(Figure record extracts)
****************
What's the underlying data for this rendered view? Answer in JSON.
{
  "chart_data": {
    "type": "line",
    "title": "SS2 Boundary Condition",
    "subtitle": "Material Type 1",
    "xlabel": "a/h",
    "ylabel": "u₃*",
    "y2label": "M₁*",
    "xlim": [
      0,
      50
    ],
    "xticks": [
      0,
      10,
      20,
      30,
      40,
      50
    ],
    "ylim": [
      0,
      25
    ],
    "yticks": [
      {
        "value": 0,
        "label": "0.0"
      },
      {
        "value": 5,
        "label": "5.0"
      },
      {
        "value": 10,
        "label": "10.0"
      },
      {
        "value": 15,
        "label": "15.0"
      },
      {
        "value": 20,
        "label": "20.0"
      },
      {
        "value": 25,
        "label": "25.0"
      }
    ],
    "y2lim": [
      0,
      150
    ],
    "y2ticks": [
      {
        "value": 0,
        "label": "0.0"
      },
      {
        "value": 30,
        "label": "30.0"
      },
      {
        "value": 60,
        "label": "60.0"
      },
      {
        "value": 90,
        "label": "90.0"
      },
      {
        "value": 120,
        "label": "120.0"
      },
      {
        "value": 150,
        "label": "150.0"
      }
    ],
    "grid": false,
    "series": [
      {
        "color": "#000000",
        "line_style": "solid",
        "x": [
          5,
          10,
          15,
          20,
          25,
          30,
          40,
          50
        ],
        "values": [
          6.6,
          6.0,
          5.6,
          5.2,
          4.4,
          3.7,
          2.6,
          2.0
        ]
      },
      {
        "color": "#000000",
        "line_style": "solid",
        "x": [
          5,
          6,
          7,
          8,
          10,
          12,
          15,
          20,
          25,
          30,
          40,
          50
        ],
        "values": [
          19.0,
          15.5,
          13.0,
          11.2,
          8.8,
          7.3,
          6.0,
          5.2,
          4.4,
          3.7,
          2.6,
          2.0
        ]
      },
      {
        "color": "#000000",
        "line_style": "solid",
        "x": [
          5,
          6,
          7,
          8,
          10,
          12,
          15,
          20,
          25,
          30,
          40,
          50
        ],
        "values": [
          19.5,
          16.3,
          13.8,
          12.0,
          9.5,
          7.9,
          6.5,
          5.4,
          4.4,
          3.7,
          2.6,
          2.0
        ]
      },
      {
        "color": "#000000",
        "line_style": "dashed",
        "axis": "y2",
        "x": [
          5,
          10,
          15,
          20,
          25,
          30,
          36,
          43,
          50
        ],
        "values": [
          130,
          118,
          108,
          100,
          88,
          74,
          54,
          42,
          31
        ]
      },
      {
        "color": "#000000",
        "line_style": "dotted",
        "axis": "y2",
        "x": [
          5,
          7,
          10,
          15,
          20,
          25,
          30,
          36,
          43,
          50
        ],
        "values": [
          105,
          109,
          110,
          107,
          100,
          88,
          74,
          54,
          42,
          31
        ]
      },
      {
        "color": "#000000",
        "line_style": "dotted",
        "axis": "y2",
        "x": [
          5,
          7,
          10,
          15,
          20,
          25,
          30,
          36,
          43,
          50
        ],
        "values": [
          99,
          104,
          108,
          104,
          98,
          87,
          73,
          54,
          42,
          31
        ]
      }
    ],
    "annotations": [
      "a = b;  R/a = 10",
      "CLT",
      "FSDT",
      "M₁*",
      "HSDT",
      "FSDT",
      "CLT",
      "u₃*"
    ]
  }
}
****************
WHAT TO WORK ON
Write down every line of the data exactly as it appears above.

RESULT OF THIS TASK
What's the underlying data for this rendered view? Answer in JSON.
{
  "chart_data": {
    "type": "line",
    "title": "SS2 Boundary Condition",
    "subtitle": "Material Type 1",
    "xlabel": "a/h",
    "ylabel": "u₃*",
    "y2label": "M₁*",
    "xlim": [
      0,
      50
    ],
    "xticks": [
      0,
      10,
      20,
      30,
      40,
      50
    ],
    "ylim": [
      0,
      25
    ],
    "yticks": [
      {
        "value": 0,
        "label": "0.0"
      },
      {
        "value": 5,
        "label": "5.0"
      },
      {
        "value": 10,
        "label": "10.0"
      },
      {
        "value": 15,
        "label": "15.0"
      },
      {
        "value": 20,
        "label": "20.0"
      },
      {
        "value": 25,
        "label": "25.0"
      }
    ],
    "y2lim": [
      0,
      150
    ],
    "y2ticks": [
      {
        "value": 0,
        "label": "0.0"
      },
      {
        "value": 30,
        "label": "30.0"
      },
      {
        "value": 60,
        "label": "60.0"
      },
      {
        "value": 90,
        "label": "90.0"
      },
      {
        "value": 120,
        "label": "120.0"
      },
      {
        "value": 150,
        "label": "150.0"
      }
    ],
    "grid": false,
    "series": [
      {
        "color": "#000000",
        "line_style": "solid",
        "x": [
          5,
          10,
          15,
          20,
          25,
          30,
          40,
          50
        ],
        "values": [
          6.6,
          6.0,
          5.6,
          5.2,
          4.4,
          3.7,
          2.6,
          2.0
        ]
      },
      {
        "color": "#000000",
        "line_style": "solid",
        "x": [
          5,
          6,
          7,
          8,
          10,
          12,
          15,
          20,
          25,
          30,
          40,
          50
        ],
        "values": [
          19.0,
          15.5,
          13.0,
          11.2,
          8.8,
          7.3,
          6.0,
          5.2,
          4.4,
          3.7,
          2.6,
          2.0
        ]
      },
      {
        "color": "#000000",
        "line_style": "solid",
        "x": [
          5,
          6,
          7,
          8,
          10,
          12,
          15,
          20,
          25,
          30,
          40,
          50
        ],
        "values": [
          19.5,
          16.3,
          13.8,
          12.0,
          9.5,
          7.9,
          6.5,
          5.4,
          4.4,
          3.7,
          2.6,
          2.0
        ]
      },
      {
        "color": "#000000",
        "line_style": "dashed",
        "axis": "y2",
        "x": [
          5,
          10,
          15,
          20,
          25,
          30,
          36,
          43,
          50
        ],
        "values": [
          130,
          118,
          108,
          100,
          88,
          74,
          54,
          42,
          31
        ]
      },
      {
        "color": "#000000",
        "line_style": "dotted",
        "axis": "y2",
        "x": [
          5,
          7,
          10,
          15,
          20,
          25,
          30,
          36,
          43,
          50
        ],
        "values": [
          105,
          109,
          110,
          107,
          100,
          88,
          74,
          54,
          42,
          31
        ]
      },
      {
        "color": "#000000",
        "line_style": "dotted",
        "axis": "y2",
        "x": [
          5,
          7,
          10,
          15,
          20,
          25,
          30,
          36,
          43,
          50
        ],
        "values": [
          99,
          104,
          108,
          104,
          98,
          87,
          73,
          54,
          42,
          31
        ]
      }
    ],
    "annotations": [
      "a = b;  R/a = 10",
      "CLT",
      "FSDT",
      "M₁*",
      "HSDT",
      "FSDT",
      "CLT",
      "u₃*"
    ]
  }
}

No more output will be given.